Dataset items
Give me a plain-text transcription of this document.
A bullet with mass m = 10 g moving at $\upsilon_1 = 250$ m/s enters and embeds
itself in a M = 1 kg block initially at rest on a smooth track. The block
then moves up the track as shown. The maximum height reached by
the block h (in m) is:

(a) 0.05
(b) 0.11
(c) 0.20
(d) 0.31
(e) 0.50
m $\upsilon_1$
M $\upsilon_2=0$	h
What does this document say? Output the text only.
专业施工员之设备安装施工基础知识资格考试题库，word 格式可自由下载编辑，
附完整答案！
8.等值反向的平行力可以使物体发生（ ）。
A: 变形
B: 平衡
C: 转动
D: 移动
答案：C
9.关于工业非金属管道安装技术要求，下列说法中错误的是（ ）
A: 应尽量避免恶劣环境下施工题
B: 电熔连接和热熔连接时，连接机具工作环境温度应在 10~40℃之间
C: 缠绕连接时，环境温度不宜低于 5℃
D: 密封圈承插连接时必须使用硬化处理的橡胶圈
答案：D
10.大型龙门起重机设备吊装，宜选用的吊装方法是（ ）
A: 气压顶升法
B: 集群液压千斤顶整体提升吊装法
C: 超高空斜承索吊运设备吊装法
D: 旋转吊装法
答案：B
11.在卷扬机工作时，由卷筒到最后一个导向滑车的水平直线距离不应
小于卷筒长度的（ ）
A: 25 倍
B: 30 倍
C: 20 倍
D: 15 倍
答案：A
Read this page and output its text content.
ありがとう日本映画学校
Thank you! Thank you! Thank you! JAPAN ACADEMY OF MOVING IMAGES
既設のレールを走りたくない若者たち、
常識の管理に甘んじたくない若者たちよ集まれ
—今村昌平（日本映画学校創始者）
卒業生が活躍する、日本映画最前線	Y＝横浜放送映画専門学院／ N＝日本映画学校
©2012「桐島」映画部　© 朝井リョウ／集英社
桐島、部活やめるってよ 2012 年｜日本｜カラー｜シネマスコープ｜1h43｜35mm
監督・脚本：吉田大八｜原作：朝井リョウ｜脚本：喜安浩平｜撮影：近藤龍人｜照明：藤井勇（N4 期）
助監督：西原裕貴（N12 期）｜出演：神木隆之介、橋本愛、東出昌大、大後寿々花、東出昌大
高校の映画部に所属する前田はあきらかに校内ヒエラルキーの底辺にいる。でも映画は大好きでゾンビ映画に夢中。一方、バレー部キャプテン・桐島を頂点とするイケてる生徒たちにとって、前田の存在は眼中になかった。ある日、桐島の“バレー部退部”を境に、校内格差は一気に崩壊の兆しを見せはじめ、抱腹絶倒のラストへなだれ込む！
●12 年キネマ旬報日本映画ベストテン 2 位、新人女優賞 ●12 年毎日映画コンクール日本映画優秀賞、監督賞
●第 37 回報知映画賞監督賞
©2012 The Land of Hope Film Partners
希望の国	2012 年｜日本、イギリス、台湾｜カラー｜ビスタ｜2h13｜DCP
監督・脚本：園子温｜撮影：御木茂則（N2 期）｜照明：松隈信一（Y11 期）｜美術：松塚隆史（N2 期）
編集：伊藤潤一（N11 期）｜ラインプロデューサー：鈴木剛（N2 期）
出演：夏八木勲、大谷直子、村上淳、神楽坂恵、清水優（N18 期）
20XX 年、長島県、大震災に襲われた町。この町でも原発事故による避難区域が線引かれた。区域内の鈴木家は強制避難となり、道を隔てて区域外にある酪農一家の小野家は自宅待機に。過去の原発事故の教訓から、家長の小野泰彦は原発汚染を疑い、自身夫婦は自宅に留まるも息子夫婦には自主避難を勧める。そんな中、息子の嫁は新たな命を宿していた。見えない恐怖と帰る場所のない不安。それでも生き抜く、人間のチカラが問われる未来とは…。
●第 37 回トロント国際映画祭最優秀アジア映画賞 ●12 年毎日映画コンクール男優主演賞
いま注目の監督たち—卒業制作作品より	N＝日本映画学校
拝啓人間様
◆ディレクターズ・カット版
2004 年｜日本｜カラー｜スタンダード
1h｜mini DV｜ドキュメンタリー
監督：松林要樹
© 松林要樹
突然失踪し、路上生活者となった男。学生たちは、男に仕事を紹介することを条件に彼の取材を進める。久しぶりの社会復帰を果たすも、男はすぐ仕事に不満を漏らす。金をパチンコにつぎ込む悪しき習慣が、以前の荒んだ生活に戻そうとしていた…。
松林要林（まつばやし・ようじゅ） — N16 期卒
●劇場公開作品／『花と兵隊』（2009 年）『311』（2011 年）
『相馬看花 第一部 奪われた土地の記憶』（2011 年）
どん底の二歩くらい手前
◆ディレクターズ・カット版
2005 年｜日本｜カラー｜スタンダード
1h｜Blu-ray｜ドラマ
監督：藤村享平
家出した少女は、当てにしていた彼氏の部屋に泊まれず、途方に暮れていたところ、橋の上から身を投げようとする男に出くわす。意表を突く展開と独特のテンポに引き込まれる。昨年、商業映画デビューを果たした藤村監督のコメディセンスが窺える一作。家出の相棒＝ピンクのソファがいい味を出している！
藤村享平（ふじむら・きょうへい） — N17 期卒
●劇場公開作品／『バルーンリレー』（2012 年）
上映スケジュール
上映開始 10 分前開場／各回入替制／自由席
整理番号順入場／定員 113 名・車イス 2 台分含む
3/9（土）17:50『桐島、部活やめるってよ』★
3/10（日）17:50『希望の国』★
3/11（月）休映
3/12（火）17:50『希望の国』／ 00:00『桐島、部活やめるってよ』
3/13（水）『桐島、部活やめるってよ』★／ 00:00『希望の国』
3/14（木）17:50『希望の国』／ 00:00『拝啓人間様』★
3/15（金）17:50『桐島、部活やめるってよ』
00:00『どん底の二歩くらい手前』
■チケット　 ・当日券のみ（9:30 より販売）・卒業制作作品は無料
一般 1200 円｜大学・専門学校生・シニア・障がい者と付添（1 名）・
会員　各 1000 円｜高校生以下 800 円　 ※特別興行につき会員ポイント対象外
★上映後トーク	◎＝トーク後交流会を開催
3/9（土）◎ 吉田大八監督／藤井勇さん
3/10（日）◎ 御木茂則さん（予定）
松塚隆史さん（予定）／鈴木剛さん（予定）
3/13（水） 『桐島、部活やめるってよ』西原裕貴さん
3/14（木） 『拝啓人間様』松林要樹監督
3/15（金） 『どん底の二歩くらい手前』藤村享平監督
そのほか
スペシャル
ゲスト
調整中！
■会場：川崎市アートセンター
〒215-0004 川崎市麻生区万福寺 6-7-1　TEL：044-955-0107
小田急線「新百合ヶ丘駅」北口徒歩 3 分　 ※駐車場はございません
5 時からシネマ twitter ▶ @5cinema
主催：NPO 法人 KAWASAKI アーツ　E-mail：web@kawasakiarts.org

— Written exercise —
In the records above, locate the lines holding the word "スタンダード". Copy each of them.

— Reply —
2004 年｜日本｜カラー｜スタンダード
2005 年｜日本｜カラー｜スタンダード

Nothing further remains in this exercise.